» **Task details**
Transcribe all of the records word for word, but omit the pictures.

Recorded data
— Start —

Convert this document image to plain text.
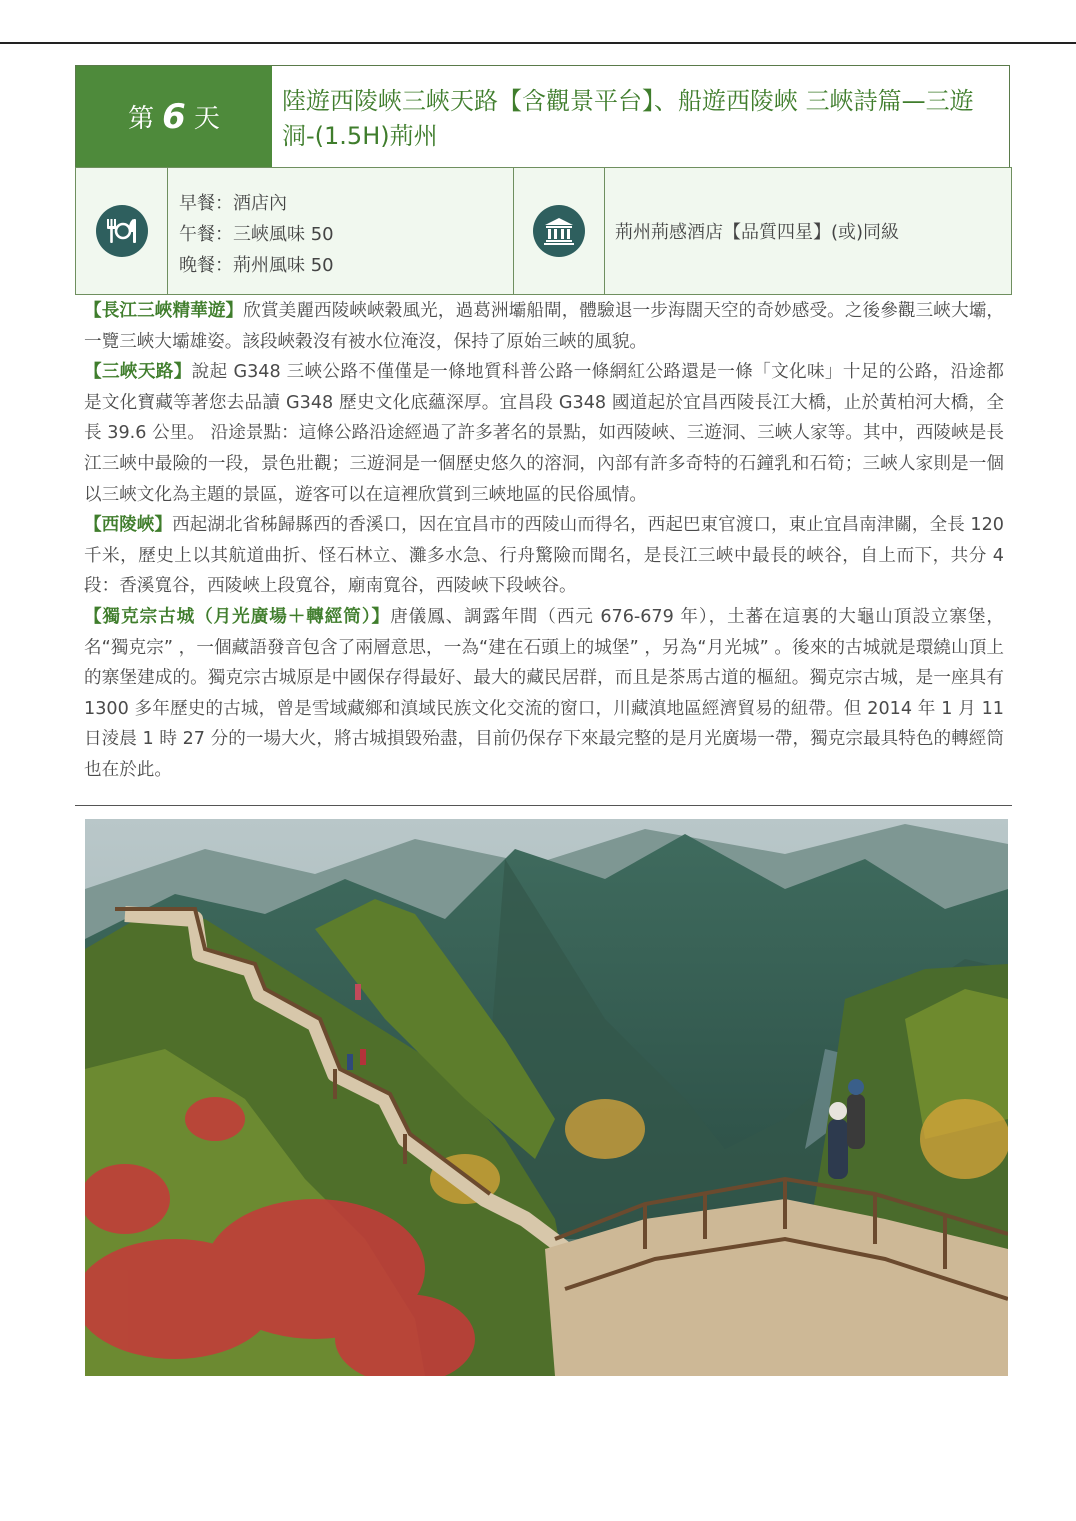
第 6 天
陸遊西陵峽三峽天路【含觀景平台】、船遊西陵峽 三峽詩篇—三遊洞-(1.5H)荊州
早餐：酒店內
午餐：三峽風味 50
晚餐：荊州風味 50
荊州荊感酒店【品質四星】(或)同級

【長江三峽精華遊】欣賞美麗西陵峽峽穀風光，過葛洲壩船閘，體驗退一步海闊天空的奇妙感受。之後參觀三峽大壩，一覽三峽大壩雄姿。該段峽穀沒有被水位淹沒，保持了原始三峽的風貌。

【三峽天路】說起 G348 三峽公路不僅僅是一條地質科普公路一條網紅公路還是一條「文化味」十足的公路，沿途都是文化寶藏等著您去品讀 G348 歷史文化底蘊深厚。宜昌段 G348 國道起於宜昌西陵長江大橋，止於黃柏河大橋，全長 39.6 公里。 沿途景點：這條公路沿途經過了許多著名的景點，如西陵峽、三遊洞、三峽人家等。其中，西陵峽是長江三峽中最險的一段，景色壯觀；三遊洞是一個歷史悠久的溶洞，內部有許多奇特的石鐘乳和石筍；三峽人家則是一個以三峽文化為主題的景區，遊客可以在這裡欣賞到三峽地區的民俗風情。

【西陵峽】西起湖北省秭歸縣西的香溪口，因在宜昌市的西陵山而得名，西起巴東官渡口，東止宜昌南津關，全長 120 千米，歷史上以其航道曲折、怪石林立、灘多水急、行舟驚險而聞名，是長江三峽中最長的峽谷，自上而下，共分 4 段：香溪寬谷，西陵峽上段寬谷，廟南寬谷，西陵峽下段峽谷。

【獨克宗古城（月光廣場＋轉經筒）】唐儀鳳、調露年間（西元 676-679 年），土蕃在這裏的大龜山頂設立寨堡，名“獨克宗” ，一個藏語發音包含了兩層意思，一為“建在石頭上的城堡” ，另為“月光城” 。後來的古城就是環繞山頂上的寨堡建成的。獨克宗古城原是中國保存得最好、最大的藏民居群，而且是茶馬古道的樞紐。獨克宗古城，是一座具有 1300 多年歷史的古城，曾是雪域藏鄉和滇域民族文化交流的窗口，川藏滇地區經濟貿易的紐帶。但 2014 年 1 月 11 日淩晨 1 時 27 分的一場大火，將古城損毀殆盡，目前仍保存下來最完整的是月光廣場一帶，獨克宗最具特色的轉經筒也在於此。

— End —

» **Solved problem**
Convert this document image to plain text.
第 6 天
陸遊西陵峽三峽天路【含觀景平台】、船遊西陵峽 三峽詩篇—三遊洞-(1.5H)荊州
早餐：酒店內
午餐：三峽風味 50
晚餐：荊州風味 50
荊州荊感酒店【品質四星】(或)同級

【長江三峽精華遊】欣賞美麗西陵峽峽穀風光，過葛洲壩船閘，體驗退一步海闊天空的奇妙感受。之後參觀三峽大壩，一覽三峽大壩雄姿。該段峽穀沒有被水位淹沒，保持了原始三峽的風貌。

【三峽天路】說起 G348 三峽公路不僅僅是一條地質科普公路一條網紅公路還是一條「文化味」十足的公路，沿途都是文化寶藏等著您去品讀 G348 歷史文化底蘊深厚。宜昌段 G348 國道起於宜昌西陵長江大橋，止於黃柏河大橋，全長 39.6 公里。 沿途景點：這條公路沿途經過了許多著名的景點，如西陵峽、三遊洞、三峽人家等。其中，西陵峽是長江三峽中最險的一段，景色壯觀；三遊洞是一個歷史悠久的溶洞，內部有許多奇特的石鐘乳和石筍；三峽人家則是一個以三峽文化為主題的景區，遊客可以在這裡欣賞到三峽地區的民俗風情。

【西陵峽】西起湖北省秭歸縣西的香溪口，因在宜昌市的西陵山而得名，西起巴東官渡口，東止宜昌南津關，全長 120 千米，歷史上以其航道曲折、怪石林立、灘多水急、行舟驚險而聞名，是長江三峽中最長的峽谷，自上而下，共分 4 段：香溪寬谷，西陵峽上段寬谷，廟南寬谷，西陵峽下段峽谷。

【獨克宗古城（月光廣場＋轉經筒）】唐儀鳳、調露年間（西元 676-679 年），土蕃在這裏的大龜山頂設立寨堡，名“獨克宗” ，一個藏語發音包含了兩層意思，一為“建在石頭上的城堡” ，另為“月光城” 。後來的古城就是環繞山頂上的寨堡建成的。獨克宗古城原是中國保存得最好、最大的藏民居群，而且是茶馬古道的樞紐。獨克宗古城，是一座具有 1300 多年歷史的古城，曾是雪域藏鄉和滇域民族文化交流的窗口，川藏滇地區經濟貿易的紐帶。但 2014 年 1 月 11 日淩晨 1 時 27 分的一場大火，將古城損毀殆盡，目前仍保存下來最完整的是月光廣場一帶，獨克宗最具特色的轉經筒也在於此。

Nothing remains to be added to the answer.